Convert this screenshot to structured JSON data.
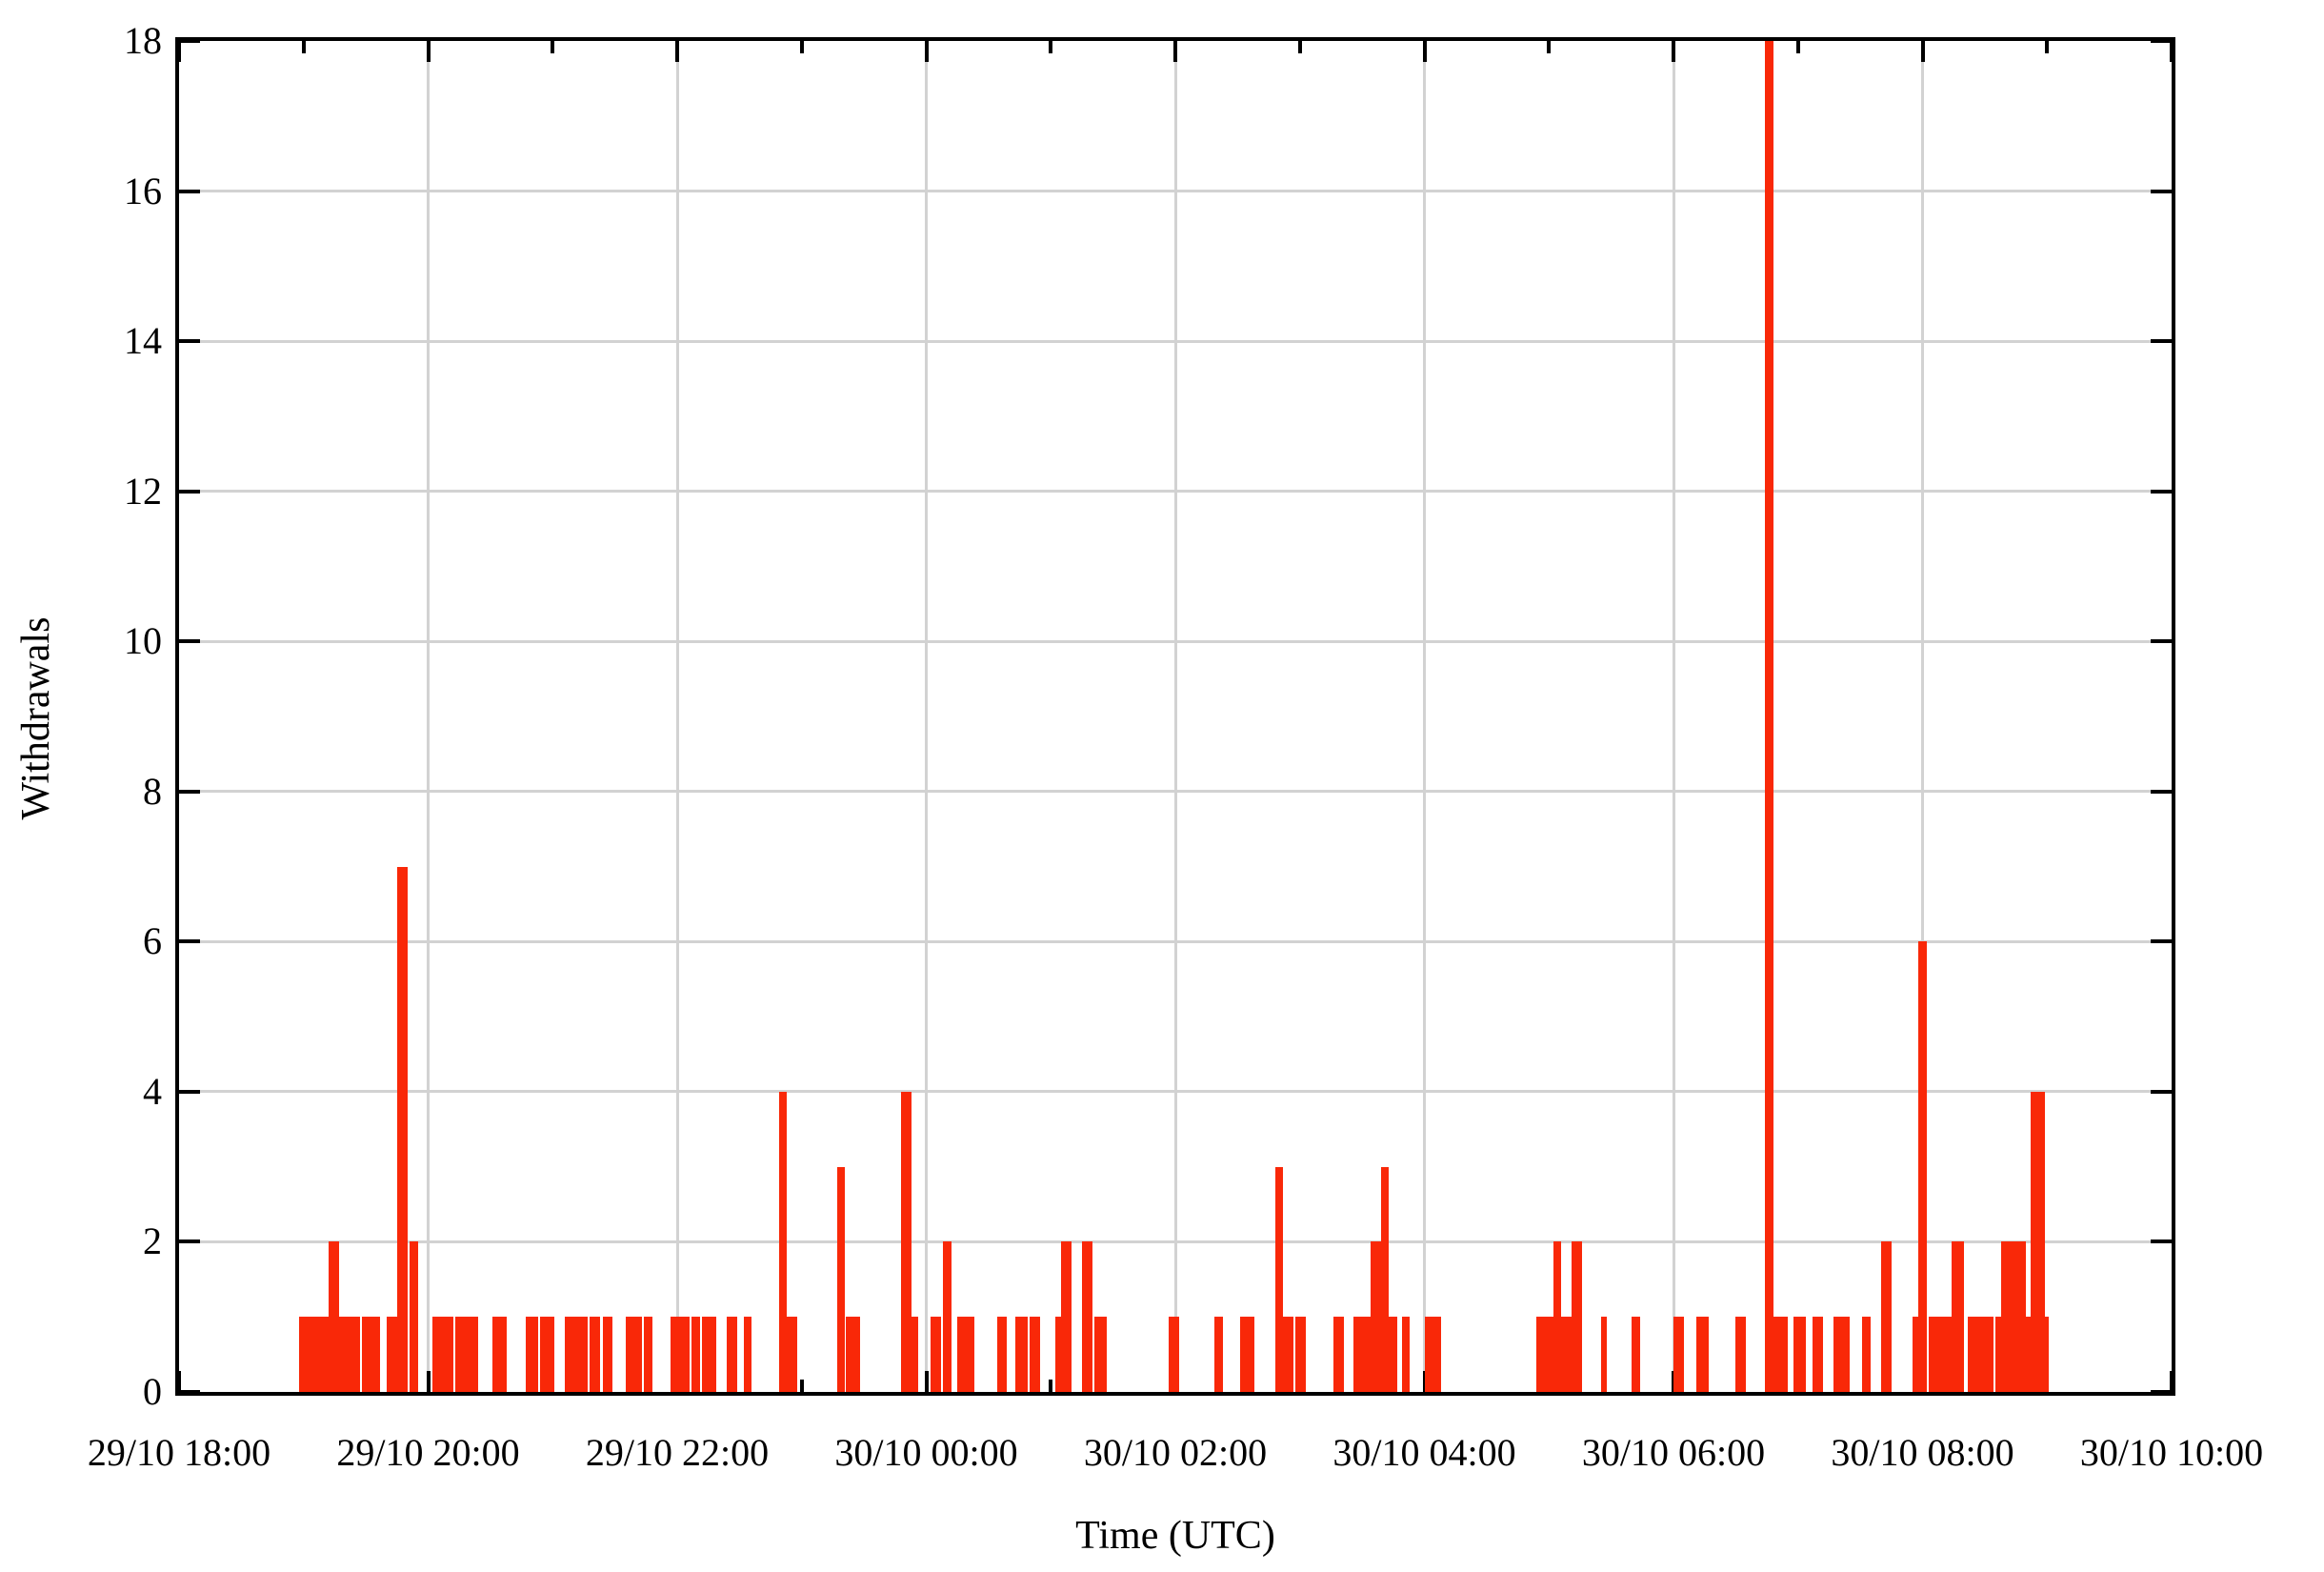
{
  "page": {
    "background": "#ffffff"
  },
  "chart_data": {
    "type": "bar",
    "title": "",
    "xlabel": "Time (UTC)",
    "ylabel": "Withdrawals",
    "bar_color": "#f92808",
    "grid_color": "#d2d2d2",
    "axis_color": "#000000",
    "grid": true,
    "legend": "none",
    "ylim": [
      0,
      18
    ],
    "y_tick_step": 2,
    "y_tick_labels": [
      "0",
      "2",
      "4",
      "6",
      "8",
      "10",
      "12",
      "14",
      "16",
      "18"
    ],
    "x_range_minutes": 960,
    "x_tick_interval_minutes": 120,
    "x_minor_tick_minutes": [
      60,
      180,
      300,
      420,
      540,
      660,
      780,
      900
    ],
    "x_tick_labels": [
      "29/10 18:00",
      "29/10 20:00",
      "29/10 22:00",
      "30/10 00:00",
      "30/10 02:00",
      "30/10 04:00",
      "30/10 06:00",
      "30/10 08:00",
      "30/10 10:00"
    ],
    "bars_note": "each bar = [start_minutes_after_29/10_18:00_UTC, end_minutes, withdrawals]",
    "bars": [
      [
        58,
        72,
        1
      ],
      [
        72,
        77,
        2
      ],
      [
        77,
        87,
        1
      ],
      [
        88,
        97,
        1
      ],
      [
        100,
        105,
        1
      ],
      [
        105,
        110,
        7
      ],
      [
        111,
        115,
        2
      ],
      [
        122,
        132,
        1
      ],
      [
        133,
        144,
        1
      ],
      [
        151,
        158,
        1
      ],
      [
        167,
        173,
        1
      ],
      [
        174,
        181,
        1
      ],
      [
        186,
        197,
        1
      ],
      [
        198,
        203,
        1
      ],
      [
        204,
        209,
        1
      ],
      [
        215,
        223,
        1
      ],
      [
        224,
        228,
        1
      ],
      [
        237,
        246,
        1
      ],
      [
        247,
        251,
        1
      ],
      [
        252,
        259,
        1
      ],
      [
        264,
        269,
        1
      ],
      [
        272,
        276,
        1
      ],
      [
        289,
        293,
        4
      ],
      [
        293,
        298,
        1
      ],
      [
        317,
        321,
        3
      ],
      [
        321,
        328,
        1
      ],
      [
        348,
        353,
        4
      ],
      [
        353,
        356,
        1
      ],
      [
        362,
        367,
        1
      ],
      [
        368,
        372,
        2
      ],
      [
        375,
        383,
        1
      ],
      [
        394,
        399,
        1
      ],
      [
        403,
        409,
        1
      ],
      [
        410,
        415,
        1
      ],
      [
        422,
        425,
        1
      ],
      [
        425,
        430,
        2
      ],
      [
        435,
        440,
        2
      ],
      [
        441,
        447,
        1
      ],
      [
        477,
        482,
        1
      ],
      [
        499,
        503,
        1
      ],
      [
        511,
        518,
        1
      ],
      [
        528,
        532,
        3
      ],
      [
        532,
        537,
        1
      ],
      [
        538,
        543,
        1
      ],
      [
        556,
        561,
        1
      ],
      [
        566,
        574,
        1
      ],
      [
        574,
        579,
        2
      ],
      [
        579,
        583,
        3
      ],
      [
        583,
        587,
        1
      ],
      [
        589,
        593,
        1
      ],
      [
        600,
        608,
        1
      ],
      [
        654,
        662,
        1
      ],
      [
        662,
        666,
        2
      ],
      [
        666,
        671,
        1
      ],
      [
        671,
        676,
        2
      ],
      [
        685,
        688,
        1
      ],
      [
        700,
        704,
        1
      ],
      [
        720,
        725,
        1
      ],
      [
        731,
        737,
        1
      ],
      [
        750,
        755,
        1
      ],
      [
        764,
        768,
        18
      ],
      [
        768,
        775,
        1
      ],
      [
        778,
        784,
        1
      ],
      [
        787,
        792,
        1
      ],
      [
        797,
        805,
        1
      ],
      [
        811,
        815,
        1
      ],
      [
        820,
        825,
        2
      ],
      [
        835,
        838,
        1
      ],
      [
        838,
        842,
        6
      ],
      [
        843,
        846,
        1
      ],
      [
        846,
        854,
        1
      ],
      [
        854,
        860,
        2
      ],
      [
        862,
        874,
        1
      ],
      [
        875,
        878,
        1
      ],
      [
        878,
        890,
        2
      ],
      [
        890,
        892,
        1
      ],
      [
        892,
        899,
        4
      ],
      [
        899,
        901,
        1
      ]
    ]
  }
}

....................

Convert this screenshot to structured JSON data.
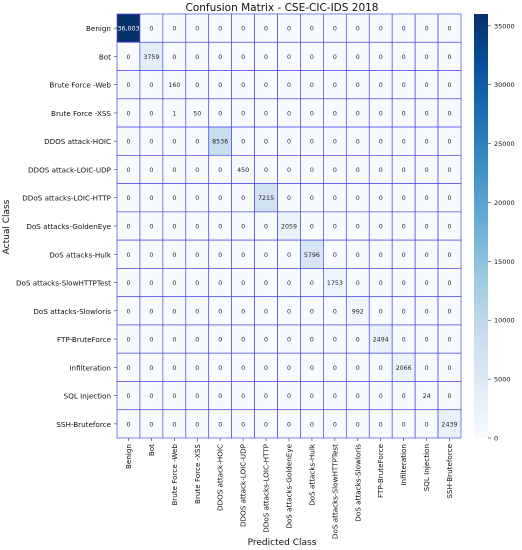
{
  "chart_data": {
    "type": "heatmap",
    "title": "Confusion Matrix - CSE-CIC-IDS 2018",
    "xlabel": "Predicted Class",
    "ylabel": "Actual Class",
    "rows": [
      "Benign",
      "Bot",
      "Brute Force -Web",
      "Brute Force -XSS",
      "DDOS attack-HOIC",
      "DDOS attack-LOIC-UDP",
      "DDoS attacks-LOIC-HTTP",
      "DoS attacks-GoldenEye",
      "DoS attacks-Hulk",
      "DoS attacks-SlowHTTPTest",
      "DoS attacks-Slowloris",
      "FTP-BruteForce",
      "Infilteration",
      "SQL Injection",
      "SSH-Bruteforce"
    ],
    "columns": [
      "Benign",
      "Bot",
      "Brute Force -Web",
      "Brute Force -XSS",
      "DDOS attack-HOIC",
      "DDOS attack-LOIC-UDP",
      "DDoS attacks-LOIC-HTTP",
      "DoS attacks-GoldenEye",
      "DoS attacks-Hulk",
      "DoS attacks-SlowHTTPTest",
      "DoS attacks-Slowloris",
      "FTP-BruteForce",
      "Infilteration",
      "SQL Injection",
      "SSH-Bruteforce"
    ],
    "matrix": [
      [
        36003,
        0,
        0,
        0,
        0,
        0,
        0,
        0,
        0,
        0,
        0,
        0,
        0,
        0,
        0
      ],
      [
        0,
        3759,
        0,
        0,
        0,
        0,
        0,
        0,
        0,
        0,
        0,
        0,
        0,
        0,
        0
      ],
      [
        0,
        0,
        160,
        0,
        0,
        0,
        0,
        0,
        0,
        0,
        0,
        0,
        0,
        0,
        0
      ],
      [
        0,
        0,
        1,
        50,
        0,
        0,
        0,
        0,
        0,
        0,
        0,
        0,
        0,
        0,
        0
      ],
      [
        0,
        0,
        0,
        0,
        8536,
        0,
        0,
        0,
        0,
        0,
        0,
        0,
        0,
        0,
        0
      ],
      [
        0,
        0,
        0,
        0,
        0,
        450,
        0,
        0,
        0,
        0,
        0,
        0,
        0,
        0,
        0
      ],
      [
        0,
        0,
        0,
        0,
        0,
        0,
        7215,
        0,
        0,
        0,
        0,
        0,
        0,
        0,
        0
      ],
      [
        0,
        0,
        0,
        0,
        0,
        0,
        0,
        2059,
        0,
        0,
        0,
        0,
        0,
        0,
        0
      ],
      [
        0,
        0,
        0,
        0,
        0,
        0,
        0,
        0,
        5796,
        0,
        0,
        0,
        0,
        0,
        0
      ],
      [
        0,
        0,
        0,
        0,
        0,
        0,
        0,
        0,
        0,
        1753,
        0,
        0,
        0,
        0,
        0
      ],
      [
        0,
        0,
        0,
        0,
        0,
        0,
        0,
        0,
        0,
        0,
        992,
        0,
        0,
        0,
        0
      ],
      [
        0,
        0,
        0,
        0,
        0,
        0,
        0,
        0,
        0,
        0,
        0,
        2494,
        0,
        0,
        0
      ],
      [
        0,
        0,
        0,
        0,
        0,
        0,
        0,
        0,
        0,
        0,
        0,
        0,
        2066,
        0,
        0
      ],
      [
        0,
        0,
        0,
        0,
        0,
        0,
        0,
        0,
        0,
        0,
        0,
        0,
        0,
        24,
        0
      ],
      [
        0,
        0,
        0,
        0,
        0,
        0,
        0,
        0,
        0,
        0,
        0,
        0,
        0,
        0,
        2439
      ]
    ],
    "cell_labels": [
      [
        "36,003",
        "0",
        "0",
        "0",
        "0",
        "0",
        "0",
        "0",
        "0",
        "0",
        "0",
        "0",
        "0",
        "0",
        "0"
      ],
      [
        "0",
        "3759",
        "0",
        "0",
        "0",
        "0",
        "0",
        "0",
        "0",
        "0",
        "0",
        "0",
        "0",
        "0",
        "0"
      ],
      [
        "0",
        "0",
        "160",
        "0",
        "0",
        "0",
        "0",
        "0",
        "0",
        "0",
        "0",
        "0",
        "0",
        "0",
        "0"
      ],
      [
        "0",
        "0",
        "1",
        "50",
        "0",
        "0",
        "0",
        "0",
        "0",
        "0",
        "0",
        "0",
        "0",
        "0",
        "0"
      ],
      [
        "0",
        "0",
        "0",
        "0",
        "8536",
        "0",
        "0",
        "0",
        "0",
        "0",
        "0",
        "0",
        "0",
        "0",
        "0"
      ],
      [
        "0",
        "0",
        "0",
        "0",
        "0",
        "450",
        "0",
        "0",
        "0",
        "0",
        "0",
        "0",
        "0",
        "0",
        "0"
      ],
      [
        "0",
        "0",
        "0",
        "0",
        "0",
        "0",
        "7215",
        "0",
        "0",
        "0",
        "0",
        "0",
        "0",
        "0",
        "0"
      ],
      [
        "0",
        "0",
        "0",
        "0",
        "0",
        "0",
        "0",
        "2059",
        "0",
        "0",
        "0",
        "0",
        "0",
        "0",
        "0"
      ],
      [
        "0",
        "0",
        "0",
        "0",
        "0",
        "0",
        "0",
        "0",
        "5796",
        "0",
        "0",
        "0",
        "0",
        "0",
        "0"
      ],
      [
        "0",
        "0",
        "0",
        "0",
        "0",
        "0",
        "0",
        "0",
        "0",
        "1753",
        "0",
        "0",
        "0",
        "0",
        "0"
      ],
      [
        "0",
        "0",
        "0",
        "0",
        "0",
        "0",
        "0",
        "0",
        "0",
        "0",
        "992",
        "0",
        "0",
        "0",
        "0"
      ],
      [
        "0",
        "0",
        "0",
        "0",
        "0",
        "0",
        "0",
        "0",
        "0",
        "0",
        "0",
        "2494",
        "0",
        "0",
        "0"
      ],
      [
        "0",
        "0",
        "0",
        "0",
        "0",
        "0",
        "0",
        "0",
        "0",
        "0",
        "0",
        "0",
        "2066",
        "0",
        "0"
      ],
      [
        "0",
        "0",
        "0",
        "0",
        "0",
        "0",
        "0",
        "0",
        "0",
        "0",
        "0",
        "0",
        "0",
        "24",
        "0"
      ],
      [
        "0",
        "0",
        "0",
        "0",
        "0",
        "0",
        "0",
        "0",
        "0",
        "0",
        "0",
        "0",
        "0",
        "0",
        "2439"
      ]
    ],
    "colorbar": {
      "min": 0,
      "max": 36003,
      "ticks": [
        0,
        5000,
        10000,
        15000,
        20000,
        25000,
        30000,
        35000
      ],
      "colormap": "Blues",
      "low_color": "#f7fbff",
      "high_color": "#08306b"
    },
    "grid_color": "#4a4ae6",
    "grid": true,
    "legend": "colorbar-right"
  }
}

....................

> What is needed
In the entries above, find the lines containing the word "ylabel" and say how many there are, with no other words.

> The response
2